Your task: Copy out every line exactly as given.

Items listed in a dataset:
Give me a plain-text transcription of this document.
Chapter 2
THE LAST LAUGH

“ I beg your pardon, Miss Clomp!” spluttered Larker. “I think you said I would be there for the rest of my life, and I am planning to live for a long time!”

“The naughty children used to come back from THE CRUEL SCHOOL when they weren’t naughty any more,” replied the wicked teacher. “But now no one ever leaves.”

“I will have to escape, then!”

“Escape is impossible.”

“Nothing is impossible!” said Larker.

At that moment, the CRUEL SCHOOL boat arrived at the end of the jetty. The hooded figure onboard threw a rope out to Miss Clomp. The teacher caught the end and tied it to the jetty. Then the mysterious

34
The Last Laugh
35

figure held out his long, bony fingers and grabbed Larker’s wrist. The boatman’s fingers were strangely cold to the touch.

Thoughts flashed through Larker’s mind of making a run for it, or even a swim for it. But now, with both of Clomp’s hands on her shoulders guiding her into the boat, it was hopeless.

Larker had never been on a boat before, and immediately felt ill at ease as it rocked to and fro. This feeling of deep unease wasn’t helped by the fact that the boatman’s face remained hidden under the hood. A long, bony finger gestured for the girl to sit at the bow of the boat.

Response to this exercise:
Give me a plain-text transcription of this document.
Chapter 2
THE LAST LAUGH

“ I beg your pardon, Miss Clomp!” spluttered Larker. “I think you said I would be there for the rest of my life, and I am planning to live for a long time!”

“The naughty children used to come back from THE CRUEL SCHOOL when they weren’t naughty any more,” replied the wicked teacher. “But now no one ever leaves.”

“I will have to escape, then!”

“Escape is impossible.”

“Nothing is impossible!” said Larker.

At that moment, the CRUEL SCHOOL boat arrived at the end of the jetty. The hooded figure onboard threw a rope out to Miss Clomp. The teacher caught the end and tied it to the jetty. Then the mysterious

34
The Last Laugh
35

figure held out his long, bony fingers and grabbed Larker’s wrist. The boatman’s fingers were strangely cold to the touch.

Thoughts flashed through Larker’s mind of making a run for it, or even a swim for it. But now, with both of Clomp’s hands on her shoulders guiding her into the boat, it was hopeless.

Larker had never been on a boat before, and immediately felt ill at ease as it rocked to and fro. This feeling of deep unease wasn’t helped by the fact that the boatman’s face remained hidden under the hood. A long, bony finger gestured for the girl to sit at the bow of the boat.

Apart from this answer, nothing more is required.